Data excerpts
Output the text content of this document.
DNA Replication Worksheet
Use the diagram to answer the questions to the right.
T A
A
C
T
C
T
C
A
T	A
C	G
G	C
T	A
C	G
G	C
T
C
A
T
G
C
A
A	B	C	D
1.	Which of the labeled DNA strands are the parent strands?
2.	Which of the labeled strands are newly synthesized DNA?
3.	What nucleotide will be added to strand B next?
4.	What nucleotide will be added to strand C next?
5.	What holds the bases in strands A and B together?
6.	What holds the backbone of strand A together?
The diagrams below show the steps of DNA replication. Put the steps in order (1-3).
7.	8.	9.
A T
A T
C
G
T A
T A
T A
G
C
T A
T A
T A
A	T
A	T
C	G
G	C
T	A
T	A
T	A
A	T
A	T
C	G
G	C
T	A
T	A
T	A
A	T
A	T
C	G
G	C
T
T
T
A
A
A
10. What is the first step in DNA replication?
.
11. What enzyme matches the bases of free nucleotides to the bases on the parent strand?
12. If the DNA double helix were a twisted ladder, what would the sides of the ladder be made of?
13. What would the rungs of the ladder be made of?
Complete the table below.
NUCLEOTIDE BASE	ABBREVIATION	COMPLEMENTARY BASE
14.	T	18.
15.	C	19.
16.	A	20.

■ Description of the task
Repeat all the entries above without altering anything.

■ Response to the task
Output the text content of this document.
DNA Replication Worksheet
Use the diagram to answer the questions to the right.
T A
A
C
T
C
T
C
A
T	A
C	G
G	C
T	A
C	G
G	C
T
C
A
T
G
C
A
A	B	C	D
1.	Which of the labeled DNA strands are the parent strands?
2.	Which of the labeled strands are newly synthesized DNA?
3.	What nucleotide will be added to strand B next?
4.	What nucleotide will be added to strand C next?
5.	What holds the bases in strands A and B together?
6.	What holds the backbone of strand A together?
The diagrams below show the steps of DNA replication. Put the steps in order (1-3).
7.	8.	9.
A T
A T
C
G
T A
T A
T A
G
C
T A
T A
T A
A	T
A	T
C	G
G	C
T	A
T	A
T	A
A	T
A	T
C	G
G	C
T	A
T	A
T	A
A	T
A	T
C	G
G	C
T
T
T
A
A
A
10. What is the first step in DNA replication?
.
11. What enzyme matches the bases of free nucleotides to the bases on the parent strand?
12. If the DNA double helix were a twisted ladder, what would the sides of the ladder be made of?
13. What would the rungs of the ladder be made of?
Complete the table below.
NUCLEOTIDE BASE	ABBREVIATION	COMPLEMENTARY BASE
14.	T	18.
15.	C	19.
16.	A	20.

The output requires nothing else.